■ **Directive**
Single out the lines that include the word "triangle". Copy them.

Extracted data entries
▬▬▬▬▬▬▬▬▬▬

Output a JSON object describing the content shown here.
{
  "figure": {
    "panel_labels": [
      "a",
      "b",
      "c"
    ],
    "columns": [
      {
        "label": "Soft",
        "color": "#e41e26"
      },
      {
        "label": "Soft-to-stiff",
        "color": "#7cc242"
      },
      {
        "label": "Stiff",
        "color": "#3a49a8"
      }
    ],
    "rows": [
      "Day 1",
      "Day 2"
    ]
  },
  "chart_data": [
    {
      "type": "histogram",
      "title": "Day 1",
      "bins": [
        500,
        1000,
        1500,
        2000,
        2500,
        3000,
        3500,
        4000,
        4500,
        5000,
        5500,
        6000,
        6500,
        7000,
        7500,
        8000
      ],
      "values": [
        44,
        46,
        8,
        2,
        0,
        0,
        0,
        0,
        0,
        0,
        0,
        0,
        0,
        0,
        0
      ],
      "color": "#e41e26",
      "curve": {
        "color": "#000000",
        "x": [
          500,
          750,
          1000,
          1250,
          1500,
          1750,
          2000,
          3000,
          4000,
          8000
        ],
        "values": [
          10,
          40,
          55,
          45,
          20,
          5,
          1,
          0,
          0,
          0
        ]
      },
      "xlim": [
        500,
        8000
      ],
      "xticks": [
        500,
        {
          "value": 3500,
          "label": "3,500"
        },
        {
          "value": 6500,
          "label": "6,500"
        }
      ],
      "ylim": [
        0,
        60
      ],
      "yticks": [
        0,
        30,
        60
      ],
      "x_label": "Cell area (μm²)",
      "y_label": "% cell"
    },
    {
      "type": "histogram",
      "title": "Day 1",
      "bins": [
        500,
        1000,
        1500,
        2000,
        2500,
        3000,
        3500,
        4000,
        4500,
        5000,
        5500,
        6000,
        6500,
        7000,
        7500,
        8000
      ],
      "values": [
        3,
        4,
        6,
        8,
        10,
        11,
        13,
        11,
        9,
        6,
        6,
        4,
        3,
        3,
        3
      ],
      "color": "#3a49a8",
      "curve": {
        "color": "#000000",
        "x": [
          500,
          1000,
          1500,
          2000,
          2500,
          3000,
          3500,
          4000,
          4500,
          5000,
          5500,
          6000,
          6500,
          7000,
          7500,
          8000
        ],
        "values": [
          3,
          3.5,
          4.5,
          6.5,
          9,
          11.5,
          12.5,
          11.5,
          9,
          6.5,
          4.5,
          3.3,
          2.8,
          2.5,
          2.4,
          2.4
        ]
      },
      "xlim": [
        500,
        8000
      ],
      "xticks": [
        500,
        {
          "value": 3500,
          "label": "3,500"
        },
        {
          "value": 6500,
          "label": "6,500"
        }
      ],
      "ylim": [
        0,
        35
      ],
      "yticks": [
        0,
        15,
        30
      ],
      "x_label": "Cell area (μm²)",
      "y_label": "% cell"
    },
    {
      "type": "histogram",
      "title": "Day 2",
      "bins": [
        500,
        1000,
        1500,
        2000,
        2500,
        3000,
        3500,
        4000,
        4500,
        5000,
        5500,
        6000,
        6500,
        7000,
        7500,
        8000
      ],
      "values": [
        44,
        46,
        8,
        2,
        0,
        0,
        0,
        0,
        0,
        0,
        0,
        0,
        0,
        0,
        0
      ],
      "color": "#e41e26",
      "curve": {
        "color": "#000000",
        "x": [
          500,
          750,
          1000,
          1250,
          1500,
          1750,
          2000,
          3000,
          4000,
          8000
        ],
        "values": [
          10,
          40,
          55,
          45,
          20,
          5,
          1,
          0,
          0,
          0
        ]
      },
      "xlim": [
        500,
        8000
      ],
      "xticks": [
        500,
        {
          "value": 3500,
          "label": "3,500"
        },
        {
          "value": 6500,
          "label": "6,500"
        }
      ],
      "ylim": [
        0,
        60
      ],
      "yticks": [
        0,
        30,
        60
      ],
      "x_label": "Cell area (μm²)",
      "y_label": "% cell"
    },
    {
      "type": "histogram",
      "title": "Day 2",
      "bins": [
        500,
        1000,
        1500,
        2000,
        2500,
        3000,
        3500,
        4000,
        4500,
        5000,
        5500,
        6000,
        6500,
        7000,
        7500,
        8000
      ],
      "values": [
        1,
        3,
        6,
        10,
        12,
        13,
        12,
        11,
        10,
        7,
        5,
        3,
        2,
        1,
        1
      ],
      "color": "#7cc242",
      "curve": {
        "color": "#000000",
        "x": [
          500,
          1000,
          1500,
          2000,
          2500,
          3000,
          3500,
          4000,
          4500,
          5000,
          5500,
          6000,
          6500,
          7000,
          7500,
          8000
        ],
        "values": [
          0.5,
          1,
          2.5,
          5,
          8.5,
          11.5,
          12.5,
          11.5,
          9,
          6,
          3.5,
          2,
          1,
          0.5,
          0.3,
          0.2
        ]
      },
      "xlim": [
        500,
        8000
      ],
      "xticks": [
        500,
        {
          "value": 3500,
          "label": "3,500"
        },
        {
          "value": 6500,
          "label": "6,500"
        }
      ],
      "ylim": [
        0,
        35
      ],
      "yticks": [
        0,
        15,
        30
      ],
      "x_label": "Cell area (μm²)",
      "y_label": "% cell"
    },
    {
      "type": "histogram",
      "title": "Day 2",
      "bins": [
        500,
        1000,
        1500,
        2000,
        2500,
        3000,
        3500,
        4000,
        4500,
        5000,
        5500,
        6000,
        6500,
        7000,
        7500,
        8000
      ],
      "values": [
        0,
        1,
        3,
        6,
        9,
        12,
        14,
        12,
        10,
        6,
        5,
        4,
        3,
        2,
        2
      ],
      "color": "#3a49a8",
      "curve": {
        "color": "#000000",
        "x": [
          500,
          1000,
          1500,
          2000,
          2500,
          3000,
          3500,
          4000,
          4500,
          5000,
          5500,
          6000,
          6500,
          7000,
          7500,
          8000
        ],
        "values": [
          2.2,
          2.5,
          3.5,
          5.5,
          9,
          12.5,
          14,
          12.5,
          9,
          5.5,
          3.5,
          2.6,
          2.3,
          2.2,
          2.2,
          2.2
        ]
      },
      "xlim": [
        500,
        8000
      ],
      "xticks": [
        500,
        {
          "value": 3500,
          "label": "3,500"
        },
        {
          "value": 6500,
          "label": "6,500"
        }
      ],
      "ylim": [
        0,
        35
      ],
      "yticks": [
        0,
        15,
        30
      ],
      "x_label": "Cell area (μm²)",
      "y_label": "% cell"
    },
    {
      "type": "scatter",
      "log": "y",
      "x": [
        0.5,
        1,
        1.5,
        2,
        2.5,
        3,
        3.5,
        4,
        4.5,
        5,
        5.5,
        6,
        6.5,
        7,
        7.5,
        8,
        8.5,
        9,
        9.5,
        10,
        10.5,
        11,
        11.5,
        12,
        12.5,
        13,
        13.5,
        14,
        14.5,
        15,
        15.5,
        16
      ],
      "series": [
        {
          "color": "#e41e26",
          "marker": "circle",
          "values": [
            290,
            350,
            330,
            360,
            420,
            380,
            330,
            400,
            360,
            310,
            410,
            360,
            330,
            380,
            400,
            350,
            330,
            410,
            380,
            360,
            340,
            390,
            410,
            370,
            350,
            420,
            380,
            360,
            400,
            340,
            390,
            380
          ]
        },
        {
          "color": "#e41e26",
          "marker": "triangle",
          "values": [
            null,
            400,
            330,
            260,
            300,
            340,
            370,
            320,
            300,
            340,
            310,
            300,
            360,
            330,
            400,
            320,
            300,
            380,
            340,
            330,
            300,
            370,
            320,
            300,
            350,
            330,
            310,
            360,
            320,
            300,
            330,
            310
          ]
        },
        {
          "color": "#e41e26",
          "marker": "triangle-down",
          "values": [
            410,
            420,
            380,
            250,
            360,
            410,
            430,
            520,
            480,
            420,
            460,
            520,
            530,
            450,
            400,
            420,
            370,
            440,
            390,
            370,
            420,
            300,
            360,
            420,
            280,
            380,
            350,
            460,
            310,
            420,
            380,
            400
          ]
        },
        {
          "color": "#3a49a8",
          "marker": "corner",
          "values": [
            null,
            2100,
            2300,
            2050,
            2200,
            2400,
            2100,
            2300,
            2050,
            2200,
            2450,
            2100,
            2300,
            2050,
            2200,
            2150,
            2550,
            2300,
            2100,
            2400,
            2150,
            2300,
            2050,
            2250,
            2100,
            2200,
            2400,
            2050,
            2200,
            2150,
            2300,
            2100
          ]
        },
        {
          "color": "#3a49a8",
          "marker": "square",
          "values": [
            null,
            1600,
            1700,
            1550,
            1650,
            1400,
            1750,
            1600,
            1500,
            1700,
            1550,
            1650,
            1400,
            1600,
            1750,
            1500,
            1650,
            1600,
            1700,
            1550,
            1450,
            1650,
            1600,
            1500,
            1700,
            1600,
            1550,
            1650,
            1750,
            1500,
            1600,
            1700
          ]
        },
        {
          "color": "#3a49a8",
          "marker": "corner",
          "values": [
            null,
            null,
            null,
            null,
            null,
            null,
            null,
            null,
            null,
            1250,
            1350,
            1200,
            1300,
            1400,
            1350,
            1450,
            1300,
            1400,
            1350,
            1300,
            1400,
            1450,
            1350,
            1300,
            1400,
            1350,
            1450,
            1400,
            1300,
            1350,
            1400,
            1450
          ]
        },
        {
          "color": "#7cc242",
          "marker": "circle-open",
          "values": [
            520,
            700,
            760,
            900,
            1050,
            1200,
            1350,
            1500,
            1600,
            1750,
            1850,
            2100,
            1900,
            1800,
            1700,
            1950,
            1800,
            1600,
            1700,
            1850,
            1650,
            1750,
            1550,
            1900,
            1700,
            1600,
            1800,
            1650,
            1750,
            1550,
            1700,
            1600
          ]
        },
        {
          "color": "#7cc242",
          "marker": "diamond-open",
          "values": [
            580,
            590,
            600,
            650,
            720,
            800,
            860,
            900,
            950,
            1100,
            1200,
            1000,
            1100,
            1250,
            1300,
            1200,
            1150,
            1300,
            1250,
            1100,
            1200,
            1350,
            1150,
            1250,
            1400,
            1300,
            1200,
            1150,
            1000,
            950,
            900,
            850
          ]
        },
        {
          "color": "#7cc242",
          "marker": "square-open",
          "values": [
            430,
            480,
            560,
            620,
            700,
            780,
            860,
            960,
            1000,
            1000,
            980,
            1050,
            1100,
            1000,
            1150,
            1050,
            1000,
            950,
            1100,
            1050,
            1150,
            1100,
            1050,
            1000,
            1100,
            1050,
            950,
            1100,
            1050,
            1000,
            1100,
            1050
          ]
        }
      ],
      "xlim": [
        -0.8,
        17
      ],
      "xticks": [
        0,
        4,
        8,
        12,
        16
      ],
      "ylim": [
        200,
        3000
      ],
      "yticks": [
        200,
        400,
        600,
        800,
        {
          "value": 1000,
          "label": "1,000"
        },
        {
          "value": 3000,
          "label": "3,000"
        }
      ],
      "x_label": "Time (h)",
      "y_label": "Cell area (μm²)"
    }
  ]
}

▬▬▬▬▬▬▬▬▬▬

■ **Response**
          "marker": "triangle",
          "marker": "triangle-down",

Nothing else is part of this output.